>> BEGIN Data shown

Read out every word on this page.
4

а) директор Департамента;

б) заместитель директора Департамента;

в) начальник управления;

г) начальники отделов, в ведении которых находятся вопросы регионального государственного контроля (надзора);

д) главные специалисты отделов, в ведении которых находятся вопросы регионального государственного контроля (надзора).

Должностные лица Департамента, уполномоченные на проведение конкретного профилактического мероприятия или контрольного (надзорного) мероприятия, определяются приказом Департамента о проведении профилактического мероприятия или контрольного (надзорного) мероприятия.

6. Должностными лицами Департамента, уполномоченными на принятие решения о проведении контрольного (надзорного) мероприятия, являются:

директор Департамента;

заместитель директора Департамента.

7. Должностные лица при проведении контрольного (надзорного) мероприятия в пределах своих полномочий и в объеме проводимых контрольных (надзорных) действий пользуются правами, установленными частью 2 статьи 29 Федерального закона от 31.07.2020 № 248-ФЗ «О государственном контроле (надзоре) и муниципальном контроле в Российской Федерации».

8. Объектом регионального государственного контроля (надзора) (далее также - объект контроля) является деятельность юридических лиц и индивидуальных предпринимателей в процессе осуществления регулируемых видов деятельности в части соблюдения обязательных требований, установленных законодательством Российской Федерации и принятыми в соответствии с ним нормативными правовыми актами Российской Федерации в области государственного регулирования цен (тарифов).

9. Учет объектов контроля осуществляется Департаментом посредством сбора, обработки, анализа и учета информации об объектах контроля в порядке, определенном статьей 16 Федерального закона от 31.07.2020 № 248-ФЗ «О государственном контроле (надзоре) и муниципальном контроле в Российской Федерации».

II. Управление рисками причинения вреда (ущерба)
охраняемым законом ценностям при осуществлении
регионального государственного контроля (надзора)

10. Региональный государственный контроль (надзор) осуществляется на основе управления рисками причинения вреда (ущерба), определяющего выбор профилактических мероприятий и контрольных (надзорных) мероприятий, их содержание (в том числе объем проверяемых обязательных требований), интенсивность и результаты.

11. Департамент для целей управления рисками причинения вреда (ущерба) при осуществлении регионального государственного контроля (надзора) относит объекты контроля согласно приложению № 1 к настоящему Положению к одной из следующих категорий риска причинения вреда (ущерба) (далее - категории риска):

>> END Data shown

Directive: Above are the records; retype every one exactly.

Output of the exercise:
Read out every word on this page.
4

а) директор Департамента;

б) заместитель директора Департамента;

в) начальник управления;

г) начальники отделов, в ведении которых находятся вопросы регионального государственного контроля (надзора);

д) главные специалисты отделов, в ведении которых находятся вопросы регионального государственного контроля (надзора).

Должностные лица Департамента, уполномоченные на проведение конкретного профилактического мероприятия или контрольного (надзорного) мероприятия, определяются приказом Департамента о проведении профилактического мероприятия или контрольного (надзорного) мероприятия.

6. Должностными лицами Департамента, уполномоченными на принятие решения о проведении контрольного (надзорного) мероприятия, являются:

директор Департамента;

заместитель директора Департамента.

7. Должностные лица при проведении контрольного (надзорного) мероприятия в пределах своих полномочий и в объеме проводимых контрольных (надзорных) действий пользуются правами, установленными частью 2 статьи 29 Федерального закона от 31.07.2020 № 248-ФЗ «О государственном контроле (надзоре) и муниципальном контроле в Российской Федерации».

8. Объектом регионального государственного контроля (надзора) (далее также - объект контроля) является деятельность юридических лиц и индивидуальных предпринимателей в процессе осуществления регулируемых видов деятельности в части соблюдения обязательных требований, установленных законодательством Российской Федерации и принятыми в соответствии с ним нормативными правовыми актами Российской Федерации в области государственного регулирования цен (тарифов).

9. Учет объектов контроля осуществляется Департаментом посредством сбора, обработки, анализа и учета информации об объектах контроля в порядке, определенном статьей 16 Федерального закона от 31.07.2020 № 248-ФЗ «О государственном контроле (надзоре) и муниципальном контроле в Российской Федерации».

II. Управление рисками причинения вреда (ущерба)
охраняемым законом ценностям при осуществлении
регионального государственного контроля (надзора)

10. Региональный государственный контроль (надзор) осуществляется на основе управления рисками причинения вреда (ущерба), определяющего выбор профилактических мероприятий и контрольных (надзорных) мероприятий, их содержание (в том числе объем проверяемых обязательных требований), интенсивность и результаты.

11. Департамент для целей управления рисками причинения вреда (ущерба) при осуществлении регионального государственного контроля (надзора) относит объекты контроля согласно приложению № 1 к настоящему Положению к одной из следующих категорий риска причинения вреда (ущерба) (далее - категории риска):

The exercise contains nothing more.